---- Pasaje proporcionado

Mientras esperamos, hacemos una pausa. Y mientras hacemos una pausa, debemos afirmar, una y otra vez, para recordar, la importancia de colocar la ética relacional al frente y al centro de nuestras prácticas de investigación. ¿Qué significa esto para la investigación etnográfica que hasta ahora se ha basado en el contacto en persona? La respuesta a esta pregunta se desarrollará en los próximos meses y años, por mucho que dure esta pandemia. Para mí, esto significa que tendrá que desarrollarse con la misma premisa de colaboración y ética relacional que impulsa mi praxis etnográfica actual. Para mi proyecto, y probablemente para muchos en mi posición, esto significa clasificar un panorama mediático de atención médica politizado; consultar con mis interlocutores; y estar segura de mis propias ansiedades y responsabilidades. Requiere fidelidad a la perspectiva de la investigación antropológica como no solo centrada en el ser humano, sino como un avance de la humanidad.

Referencias

Berry, Maya J.; Argüelles, Claudia Chavez; Cordis, Shanya; Ihmoud, Sarah; Estrada, Elizabeth Velásquez. 2017. “Toward a Fugitive Anthropology: Gender, Race, and Violence in the Field.” Cultural Anthropology 32(4): 537–565.


Farge, Arlette. 2013. The Allure of the Archives. New Haven: Yale University Press.


Marcus, George E. 2009. “Introduction: Notes Toward an Ethnographic Memoir of Supervising Graduate Research Through Anthropology’s Decades of Transformation.” In Fieldwork is Not What It Used to Be: Learning Anthropology’s Method in a Time of Transition, edited by James D. Faubian and George E. Marcus, pp 1–34. Ithaca: Cornell University Press.

Trouillot, Michel-Rolph. 2000. “Abortive Rituals: Historical Apologies in the Global Era.” Interventions 2(2): 171–186.

--------

Orden de trabajo ▸
Indica si cada afirmación concuerda con el pasaje sobre ética relacional en la etnografía y responde sí o no, citando literalmente las palabras del pasaje que lo deciden. (a) La investigación etnográfica se ha basado hasta ahora en el contacto en persona. (b) La respuesta sobre lo que esto significa para la investigación etnográfica ya está definida. (c) Consultar con los interlocutores forma parte de lo que esto significa para el proyecto.

---- Listado de datos

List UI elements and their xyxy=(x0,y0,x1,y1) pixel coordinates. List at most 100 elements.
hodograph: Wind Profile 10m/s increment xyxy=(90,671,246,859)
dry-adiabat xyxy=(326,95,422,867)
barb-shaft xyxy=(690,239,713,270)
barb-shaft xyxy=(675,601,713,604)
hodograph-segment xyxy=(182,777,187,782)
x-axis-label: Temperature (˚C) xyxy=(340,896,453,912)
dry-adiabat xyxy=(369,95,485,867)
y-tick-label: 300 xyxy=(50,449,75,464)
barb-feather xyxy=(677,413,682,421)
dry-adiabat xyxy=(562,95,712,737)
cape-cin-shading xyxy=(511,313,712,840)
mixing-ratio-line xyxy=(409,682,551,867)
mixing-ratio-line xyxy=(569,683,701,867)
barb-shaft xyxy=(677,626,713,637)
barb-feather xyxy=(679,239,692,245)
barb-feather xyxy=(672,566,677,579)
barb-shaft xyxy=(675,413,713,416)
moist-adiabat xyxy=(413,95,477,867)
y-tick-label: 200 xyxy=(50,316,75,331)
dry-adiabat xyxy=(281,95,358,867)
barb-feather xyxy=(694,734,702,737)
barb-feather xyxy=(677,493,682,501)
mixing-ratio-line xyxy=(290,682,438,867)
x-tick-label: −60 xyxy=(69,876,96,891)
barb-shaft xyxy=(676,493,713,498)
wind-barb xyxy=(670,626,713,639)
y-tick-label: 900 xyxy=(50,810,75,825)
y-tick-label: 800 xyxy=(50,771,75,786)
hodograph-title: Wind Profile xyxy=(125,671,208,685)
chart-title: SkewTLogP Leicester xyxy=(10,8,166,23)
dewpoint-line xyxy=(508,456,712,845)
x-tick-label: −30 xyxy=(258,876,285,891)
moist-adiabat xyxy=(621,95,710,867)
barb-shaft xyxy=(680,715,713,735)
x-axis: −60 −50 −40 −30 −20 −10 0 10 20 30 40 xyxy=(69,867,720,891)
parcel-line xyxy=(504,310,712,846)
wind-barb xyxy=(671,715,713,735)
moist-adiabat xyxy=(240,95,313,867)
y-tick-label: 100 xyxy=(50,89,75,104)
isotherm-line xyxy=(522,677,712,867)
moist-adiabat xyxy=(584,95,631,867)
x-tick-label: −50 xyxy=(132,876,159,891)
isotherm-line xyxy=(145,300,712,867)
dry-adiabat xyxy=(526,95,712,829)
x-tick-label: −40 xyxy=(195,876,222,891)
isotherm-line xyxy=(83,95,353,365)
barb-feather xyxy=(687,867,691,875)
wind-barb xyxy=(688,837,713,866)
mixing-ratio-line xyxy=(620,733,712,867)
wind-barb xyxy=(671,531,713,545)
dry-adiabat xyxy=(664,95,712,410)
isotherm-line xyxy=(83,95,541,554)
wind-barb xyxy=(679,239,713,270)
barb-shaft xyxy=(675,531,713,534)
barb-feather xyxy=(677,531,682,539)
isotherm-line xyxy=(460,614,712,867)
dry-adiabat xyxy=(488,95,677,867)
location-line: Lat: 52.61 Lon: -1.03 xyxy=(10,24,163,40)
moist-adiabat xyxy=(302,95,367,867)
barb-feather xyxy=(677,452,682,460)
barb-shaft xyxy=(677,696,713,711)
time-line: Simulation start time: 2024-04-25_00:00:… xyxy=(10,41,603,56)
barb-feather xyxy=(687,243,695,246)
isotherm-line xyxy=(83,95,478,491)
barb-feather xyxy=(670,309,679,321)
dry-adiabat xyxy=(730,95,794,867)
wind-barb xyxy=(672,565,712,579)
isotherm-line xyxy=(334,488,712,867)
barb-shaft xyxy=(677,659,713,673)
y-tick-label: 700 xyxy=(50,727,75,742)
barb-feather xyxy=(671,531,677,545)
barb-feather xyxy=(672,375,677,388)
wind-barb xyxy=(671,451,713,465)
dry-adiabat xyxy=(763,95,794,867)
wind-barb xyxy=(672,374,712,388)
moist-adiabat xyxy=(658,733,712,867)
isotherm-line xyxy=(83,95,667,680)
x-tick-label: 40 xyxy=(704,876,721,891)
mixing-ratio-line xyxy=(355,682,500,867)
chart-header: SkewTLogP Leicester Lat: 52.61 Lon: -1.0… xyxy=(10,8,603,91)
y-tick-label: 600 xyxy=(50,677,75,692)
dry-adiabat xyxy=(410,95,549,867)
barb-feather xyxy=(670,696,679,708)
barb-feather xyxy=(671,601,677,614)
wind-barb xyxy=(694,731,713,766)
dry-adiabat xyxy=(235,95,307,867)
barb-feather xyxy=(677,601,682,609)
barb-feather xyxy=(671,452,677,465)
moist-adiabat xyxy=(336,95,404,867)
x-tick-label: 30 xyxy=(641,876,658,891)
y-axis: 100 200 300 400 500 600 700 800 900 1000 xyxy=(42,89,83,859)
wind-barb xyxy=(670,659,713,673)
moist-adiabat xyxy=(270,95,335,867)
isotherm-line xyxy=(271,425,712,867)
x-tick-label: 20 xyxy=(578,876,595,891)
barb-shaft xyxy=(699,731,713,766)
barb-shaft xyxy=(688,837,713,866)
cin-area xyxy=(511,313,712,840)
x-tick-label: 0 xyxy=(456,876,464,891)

--------

Resultado del ejercicio ▸
(a) Sí: "la investigación etnográfica que hasta ahora se ha basado en el contacto en persona".
(b) No: "La respuesta a esta pregunta se desarrollará en los próximos meses y años".
(c) Sí: "consultar con mis interlocutores".